## Stated task
In the training configuration code, how many frames are stacked as input to the policy network?

##### Passage provided

We specify several training prameters.

In [None]:
import warnings

warnings.simplefilter("ignore", category=DeprecationWarning)
warnings.simplefilter("ignore", category=ResourceWarning)

config = {
    "img_meters": 50,  # Observation image area size in meters.
    "img_pixels": 112,  # Observation image size in pixels.
    "n_stack": 3,  # Number of frames to stack as input to policy network.
    "train_steps": 2500,  # Number of training steps.
    "checkpoint_freq": 1e3,  # Save a model every checkpoint_freq calls to env.step().
    "eval_eps": 10,  # Number of evaluation epsiodes.
    "eval_freq": 1e3,  # Evaluate the trained model every eval_freq steps and save the best model.
    "alg": "PPO",  # Stable Baselines3 algorithm.
    "alg_kwargs": {"policy": "CnnPolicy", "target_kl": 0.1},  # Network policy.
}


def main(config):
    # Make training and evaluation environments.

##########
##### Provided data

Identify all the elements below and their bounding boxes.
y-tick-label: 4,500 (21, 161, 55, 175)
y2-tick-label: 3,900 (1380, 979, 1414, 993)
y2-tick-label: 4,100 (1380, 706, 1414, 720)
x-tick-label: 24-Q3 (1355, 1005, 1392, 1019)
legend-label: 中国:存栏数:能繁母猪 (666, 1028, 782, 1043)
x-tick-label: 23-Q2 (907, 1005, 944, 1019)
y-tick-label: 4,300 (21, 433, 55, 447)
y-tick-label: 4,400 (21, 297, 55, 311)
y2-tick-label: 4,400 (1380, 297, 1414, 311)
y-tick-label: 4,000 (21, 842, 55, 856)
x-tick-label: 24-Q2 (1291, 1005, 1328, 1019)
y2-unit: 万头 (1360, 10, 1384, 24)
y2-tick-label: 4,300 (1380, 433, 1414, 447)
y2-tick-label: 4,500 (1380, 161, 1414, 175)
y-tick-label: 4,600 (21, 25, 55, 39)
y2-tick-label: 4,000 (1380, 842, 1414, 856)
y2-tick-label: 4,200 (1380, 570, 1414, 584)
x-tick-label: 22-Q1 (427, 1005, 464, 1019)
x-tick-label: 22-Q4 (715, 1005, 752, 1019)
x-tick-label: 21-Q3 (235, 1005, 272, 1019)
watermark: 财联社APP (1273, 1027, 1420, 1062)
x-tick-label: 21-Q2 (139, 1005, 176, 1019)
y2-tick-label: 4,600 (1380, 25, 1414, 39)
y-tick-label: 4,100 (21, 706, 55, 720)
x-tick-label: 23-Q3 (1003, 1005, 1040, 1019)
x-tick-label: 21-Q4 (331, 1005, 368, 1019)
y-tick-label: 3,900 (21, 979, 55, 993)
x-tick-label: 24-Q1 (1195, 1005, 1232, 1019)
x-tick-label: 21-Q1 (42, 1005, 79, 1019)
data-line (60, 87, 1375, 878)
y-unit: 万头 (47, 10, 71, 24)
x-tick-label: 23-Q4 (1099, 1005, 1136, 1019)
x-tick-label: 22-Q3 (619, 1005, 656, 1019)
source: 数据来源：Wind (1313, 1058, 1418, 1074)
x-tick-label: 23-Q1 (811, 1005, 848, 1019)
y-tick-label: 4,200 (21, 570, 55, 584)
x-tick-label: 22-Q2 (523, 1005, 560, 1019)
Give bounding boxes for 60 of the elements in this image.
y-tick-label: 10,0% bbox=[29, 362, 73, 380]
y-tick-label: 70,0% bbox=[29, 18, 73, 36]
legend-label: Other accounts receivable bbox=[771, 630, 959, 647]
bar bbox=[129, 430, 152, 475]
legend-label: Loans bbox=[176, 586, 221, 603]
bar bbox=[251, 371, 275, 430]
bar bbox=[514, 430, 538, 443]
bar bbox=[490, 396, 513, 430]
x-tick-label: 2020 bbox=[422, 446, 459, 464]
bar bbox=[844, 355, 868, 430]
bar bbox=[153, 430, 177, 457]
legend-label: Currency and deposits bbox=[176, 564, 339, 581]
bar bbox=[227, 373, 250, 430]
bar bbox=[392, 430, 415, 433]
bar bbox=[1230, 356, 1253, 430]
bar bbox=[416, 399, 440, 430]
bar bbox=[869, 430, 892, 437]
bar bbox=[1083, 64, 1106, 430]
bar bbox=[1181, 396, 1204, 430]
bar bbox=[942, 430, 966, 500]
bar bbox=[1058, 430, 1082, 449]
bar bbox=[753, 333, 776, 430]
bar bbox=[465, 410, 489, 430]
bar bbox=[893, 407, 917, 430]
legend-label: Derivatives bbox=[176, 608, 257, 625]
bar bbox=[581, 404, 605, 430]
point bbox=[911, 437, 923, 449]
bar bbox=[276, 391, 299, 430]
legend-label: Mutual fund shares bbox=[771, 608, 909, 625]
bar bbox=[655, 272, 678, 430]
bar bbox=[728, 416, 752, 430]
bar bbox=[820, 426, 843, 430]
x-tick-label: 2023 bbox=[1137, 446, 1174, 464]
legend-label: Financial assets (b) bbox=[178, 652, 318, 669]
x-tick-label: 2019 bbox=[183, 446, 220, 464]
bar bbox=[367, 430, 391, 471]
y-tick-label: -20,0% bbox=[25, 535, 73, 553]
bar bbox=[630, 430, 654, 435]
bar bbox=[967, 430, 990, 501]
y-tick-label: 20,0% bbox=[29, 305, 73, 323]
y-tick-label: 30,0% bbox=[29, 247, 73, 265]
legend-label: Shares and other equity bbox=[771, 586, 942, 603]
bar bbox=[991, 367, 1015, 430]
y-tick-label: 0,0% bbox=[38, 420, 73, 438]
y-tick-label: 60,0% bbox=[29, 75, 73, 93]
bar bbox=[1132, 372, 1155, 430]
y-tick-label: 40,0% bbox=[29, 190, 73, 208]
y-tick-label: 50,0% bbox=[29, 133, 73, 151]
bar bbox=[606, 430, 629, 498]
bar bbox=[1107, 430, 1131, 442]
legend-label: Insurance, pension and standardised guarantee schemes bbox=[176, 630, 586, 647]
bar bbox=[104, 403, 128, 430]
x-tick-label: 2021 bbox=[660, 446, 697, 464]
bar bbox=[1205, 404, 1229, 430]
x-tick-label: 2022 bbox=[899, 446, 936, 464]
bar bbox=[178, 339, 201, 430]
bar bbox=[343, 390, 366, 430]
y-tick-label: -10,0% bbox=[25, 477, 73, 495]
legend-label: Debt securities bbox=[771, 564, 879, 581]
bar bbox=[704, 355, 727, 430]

##########

## Reply
Three frames.